## What is required:
Turn all of the material below into a JSON list of strings, with one string for each line and blank lines left out.

## Data section:
-=-=-

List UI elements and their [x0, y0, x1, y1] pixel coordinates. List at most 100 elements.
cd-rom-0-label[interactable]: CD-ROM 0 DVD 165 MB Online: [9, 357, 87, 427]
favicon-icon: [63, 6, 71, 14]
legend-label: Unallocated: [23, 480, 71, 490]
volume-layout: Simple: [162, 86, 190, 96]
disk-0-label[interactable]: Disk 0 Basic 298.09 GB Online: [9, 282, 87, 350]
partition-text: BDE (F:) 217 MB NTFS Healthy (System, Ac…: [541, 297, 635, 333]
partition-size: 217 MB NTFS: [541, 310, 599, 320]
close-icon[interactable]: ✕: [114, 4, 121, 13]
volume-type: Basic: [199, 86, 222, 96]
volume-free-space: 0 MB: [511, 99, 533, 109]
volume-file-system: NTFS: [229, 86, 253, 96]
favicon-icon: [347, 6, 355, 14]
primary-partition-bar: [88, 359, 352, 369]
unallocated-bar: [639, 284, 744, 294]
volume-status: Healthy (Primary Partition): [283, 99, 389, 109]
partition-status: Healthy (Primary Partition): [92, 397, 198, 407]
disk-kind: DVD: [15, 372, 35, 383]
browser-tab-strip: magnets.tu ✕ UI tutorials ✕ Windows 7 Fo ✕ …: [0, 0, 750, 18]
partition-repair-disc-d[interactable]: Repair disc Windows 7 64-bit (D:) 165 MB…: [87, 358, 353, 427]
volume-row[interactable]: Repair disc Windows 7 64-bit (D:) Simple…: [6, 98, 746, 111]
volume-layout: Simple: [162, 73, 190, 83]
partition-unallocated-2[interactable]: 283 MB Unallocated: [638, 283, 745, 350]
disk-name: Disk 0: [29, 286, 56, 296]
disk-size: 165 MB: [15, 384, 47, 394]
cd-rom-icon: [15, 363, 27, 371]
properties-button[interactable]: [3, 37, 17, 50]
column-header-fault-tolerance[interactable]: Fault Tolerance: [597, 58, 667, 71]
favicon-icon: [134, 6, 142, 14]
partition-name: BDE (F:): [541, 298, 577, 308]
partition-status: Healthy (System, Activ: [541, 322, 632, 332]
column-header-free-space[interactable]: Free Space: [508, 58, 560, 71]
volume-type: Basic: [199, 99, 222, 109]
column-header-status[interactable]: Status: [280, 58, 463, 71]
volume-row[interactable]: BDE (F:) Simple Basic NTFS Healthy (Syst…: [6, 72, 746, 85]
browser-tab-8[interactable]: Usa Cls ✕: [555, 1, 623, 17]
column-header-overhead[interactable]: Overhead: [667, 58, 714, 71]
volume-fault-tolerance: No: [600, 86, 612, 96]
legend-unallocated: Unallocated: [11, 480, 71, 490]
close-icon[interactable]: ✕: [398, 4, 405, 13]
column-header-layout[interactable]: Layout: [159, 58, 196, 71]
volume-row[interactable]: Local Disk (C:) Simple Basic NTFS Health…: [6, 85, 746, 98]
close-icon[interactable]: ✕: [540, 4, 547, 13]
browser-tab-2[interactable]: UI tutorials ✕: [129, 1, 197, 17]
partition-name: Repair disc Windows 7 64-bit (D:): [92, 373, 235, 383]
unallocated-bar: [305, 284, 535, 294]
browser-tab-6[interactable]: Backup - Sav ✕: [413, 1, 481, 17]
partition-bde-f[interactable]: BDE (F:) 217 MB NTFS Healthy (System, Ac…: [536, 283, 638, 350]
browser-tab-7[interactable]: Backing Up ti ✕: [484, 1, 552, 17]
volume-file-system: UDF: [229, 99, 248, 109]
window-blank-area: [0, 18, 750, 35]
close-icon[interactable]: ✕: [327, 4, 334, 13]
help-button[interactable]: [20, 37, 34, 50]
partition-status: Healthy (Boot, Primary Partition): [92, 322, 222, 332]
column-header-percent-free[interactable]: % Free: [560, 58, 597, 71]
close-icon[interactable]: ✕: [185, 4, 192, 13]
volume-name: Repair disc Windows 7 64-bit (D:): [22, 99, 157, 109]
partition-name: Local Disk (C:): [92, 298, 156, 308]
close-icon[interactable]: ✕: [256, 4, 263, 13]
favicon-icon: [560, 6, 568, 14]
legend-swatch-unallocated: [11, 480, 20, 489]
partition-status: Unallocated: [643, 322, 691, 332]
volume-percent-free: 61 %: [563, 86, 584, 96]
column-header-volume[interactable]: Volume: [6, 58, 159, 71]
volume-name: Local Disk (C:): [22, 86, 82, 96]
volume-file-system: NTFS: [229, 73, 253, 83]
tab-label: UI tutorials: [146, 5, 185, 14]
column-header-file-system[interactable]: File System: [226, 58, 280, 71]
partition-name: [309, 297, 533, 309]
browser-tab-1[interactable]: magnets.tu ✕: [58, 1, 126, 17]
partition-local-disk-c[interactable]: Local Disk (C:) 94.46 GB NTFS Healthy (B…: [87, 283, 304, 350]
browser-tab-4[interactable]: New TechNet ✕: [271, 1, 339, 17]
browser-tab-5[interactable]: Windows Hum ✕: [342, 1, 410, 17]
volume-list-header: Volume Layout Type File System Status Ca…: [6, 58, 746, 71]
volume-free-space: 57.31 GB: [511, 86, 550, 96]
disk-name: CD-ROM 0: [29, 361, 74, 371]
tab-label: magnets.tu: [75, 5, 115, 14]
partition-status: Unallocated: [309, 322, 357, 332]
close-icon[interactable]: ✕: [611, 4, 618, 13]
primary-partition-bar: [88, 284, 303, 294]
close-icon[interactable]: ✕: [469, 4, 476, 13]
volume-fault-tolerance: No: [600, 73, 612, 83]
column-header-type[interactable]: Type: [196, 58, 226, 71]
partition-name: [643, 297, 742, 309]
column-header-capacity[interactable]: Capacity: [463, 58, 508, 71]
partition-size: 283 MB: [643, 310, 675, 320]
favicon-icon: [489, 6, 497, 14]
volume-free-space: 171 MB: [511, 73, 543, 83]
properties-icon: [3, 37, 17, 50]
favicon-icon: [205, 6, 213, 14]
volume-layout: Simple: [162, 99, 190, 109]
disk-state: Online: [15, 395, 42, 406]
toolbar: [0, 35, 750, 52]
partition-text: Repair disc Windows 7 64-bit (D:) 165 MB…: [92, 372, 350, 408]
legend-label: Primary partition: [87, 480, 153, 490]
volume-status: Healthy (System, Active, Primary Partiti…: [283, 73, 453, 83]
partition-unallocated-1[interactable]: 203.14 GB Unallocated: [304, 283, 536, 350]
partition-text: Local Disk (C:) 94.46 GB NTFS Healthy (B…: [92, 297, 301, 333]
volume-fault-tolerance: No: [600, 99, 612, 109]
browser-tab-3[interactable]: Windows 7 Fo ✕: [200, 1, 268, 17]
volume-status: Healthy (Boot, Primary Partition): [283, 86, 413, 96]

-=-=-

## Full output:
[
  "List UI elements and their [x0, y0, x1, y1] pixel coordinates. List at most 100 elements.",
  "cd-rom-0-label[interactable]: CD-ROM 0 DVD 165 MB Online: [9, 357, 87, 427]",
  "favicon-icon: [63, 6, 71, 14]",
  "legend-label: Unallocated: [23, 480, 71, 490]",
  "volume-layout: Simple: [162, 86, 190, 96]",
  "disk-0-label[interactable]: Disk 0 Basic 298.09 GB Online: [9, 282, 87, 350]",
  "partition-text: BDE (F:) 217 MB NTFS Healthy (System, Ac…: [541, 297, 635, 333]",
  "partition-size: 217 MB NTFS: [541, 310, 599, 320]",
  "close-icon[interactable]: ✕: [114, 4, 121, 13]",
  "volume-type: Basic: [199, 86, 222, 96]",
  "volume-free-space: 0 MB: [511, 99, 533, 109]",
  "volume-file-system: NTFS: [229, 86, 253, 96]",
  "favicon-icon: [347, 6, 355, 14]",
  "primary-partition-bar: [88, 359, 352, 369]",
  "unallocated-bar: [639, 284, 744, 294]",
  "volume-status: Healthy (Primary Partition): [283, 99, 389, 109]",
  "partition-status: Healthy (Primary Partition): [92, 397, 198, 407]",
  "disk-kind: DVD: [15, 372, 35, 383]",
  "browser-tab-strip: magnets.tu ✕ UI tutorials ✕ Windows 7 Fo ✕ …: [0, 0, 750, 18]",
  "partition-repair-disc-d[interactable]: Repair disc Windows 7 64-bit (D:) 165 MB…: [87, 358, 353, 427]",
  "volume-row[interactable]: Repair disc Windows 7 64-bit (D:) Simple…: [6, 98, 746, 111]",
  "volume-layout: Simple: [162, 73, 190, 83]",
  "partition-unallocated-2[interactable]: 283 MB Unallocated: [638, 283, 745, 350]",
  "disk-name: Disk 0: [29, 286, 56, 296]",
  "disk-size: 165 MB: [15, 384, 47, 394]",
  "cd-rom-icon: [15, 363, 27, 371]",
  "properties-button[interactable]: [3, 37, 17, 50]",
  "column-header-fault-tolerance[interactable]: Fault Tolerance: [597, 58, 667, 71]",
  "favicon-icon: [134, 6, 142, 14]",
  "partition-name: BDE (F:): [541, 298, 577, 308]",
  "partition-status: Healthy (System, Activ: [541, 322, 632, 332]",
  "column-header-free-space[interactable]: Free Space: [508, 58, 560, 71]",
  "volume-type: Basic: [199, 99, 222, 109]",
  "column-header-status[interactable]: Status: [280, 58, 463, 71]",
  "volume-row[interactable]: BDE (F:) Simple Basic NTFS Healthy (Syst…: [6, 72, 746, 85]",
  "browser-tab-8[interactable]: Usa Cls ✕: [555, 1, 623, 17]",
  "column-header-overhead[interactable]: Overhead: [667, 58, 714, 71]",
  "volume-fault-tolerance: No: [600, 86, 612, 96]",
  "legend-unallocated: Unallocated: [11, 480, 71, 490]",
  "close-icon[interactable]: ✕: [398, 4, 405, 13]",
  "column-header-layout[interactable]: Layout: [159, 58, 196, 71]",
  "volume-row[interactable]: Local Disk (C:) Simple Basic NTFS Health…: [6, 85, 746, 98]",
  "close-icon[interactable]: ✕: [540, 4, 547, 13]",
  "browser-tab-2[interactable]: UI tutorials ✕: [129, 1, 197, 17]",
  "partition-name: Repair disc Windows 7 64-bit (D:): [92, 373, 235, 383]",
  "unallocated-bar: [305, 284, 535, 294]",
  "browser-tab-6[interactable]: Backup - Sav ✕: [413, 1, 481, 17]",
  "partition-bde-f[interactable]: BDE (F:) 217 MB NTFS Healthy (System, Ac…: [536, 283, 638, 350]",
  "browser-tab-7[interactable]: Backing Up ti ✕: [484, 1, 552, 17]",
  "volume-file-system: UDF: [229, 99, 248, 109]",
  "window-blank-area: [0, 18, 750, 35]",
  "close-icon[interactable]: ✕: [327, 4, 334, 13]",
  "help-button[interactable]: [20, 37, 34, 50]",
  "partition-status: Healthy (Boot, Primary Partition): [92, 322, 222, 332]",
  "column-header-percent-free[interactable]: % Free: [560, 58, 597, 71]",
  "close-icon[interactable]: ✕: [185, 4, 192, 13]",
  "volume-name: Repair disc Windows 7 64-bit (D:): [22, 99, 157, 109]",
  "partition-name: Local Disk (C:): [92, 298, 156, 308]",
  "close-icon[interactable]: ✕: [256, 4, 263, 13]",
  "favicon-icon: [560, 6, 568, 14]",
  "legend-swatch-unallocated: [11, 480, 20, 489]",
  "partition-status: Unallocated: [643, 322, 691, 332]",
  "volume-percent-free: 61 %: [563, 86, 584, 96]",
  "column-header-volume[interactable]: Volume: [6, 58, 159, 71]",
  "volume-name: Local Disk (C:): [22, 86, 82, 96]",
  "volume-file-system: NTFS: [229, 73, 253, 83]",
  "tab-label: UI tutorials: [146, 5, 185, 14]",
  "column-header-file-system[interactable]: File System: [226, 58, 280, 71]",
  "partition-name: [309, 297, 533, 309]",
  "browser-tab-1[interactable]: magnets.tu ✕: [58, 1, 126, 17]",
  "partition-local-disk-c[interactable]: Local Disk (C:) 94.46 GB NTFS Healthy (B…: [87, 283, 304, 350]",
  "browser-tab-4[interactable]: New TechNet ✕: [271, 1, 339, 17]",
  "browser-tab-5[interactable]: Windows Hum ✕: [342, 1, 410, 17]",
  "volume-list-header: Volume Layout Type File System Status Ca…: [6, 58, 746, 71]",
  "volume-free-space: 57.31 GB: [511, 86, 550, 96]",
  "disk-name: CD-ROM 0: [29, 361, 74, 371]",
  "tab-label: magnets.tu: [75, 5, 115, 14]",
  "partition-status: Unallocated: [309, 322, 357, 332]",
  "close-icon[interactable]: ✕: [611, 4, 618, 13]",
  "primary-partition-bar: [88, 284, 303, 294]",
  "close-icon[interactable]: ✕: [469, 4, 476, 13]",
  "volume-fault-tolerance: No: [600, 73, 612, 83]",
  "column-header-type[interactable]: Type: [196, 58, 226, 71]",
  "partition-name: [643, 297, 742, 309]",
  "column-header-capacity[interactable]: Capacity: [463, 58, 508, 71]",
  "partition-size: 283 MB: [643, 310, 675, 320]",
  "favicon-icon: [489, 6, 497, 14]",
  "volume-free-space: 171 MB: [511, 73, 543, 83]",
  "properties-icon: [3, 37, 17, 50]",
  "favicon-icon: [205, 6, 213, 14]",
  "volume-layout: Simple: [162, 99, 190, 109]",
  "disk-state: Online: [15, 395, 42, 406]",
  "toolbar: [0, 35, 750, 52]",
  "partition-text: Repair disc Windows 7 64-bit (D:) 165 MB…: [92, 372, 350, 408]",
  "legend-label: Primary partition: [87, 480, 153, 490]",
  "volume-status: Healthy (System, Active, Primary Partiti…: [283, 73, 453, 83]",
  "partition-unallocated-1[interactable]: 203.14 GB Unallocated: [304, 283, 536, 350]",
  "partition-text: Local Disk (C:) 94.46 GB NTFS Healthy (B…: [92, 297, 301, 333]",
  "volume-fault-tolerance: No: [600, 99, 612, 109]",
  "browser-tab-3[interactable]: Windows 7 Fo ✕: [200, 1, 268, 17]",
  "volume-status: Healthy (Boot, Primary Partition): [283, 86, 413, 96]"
]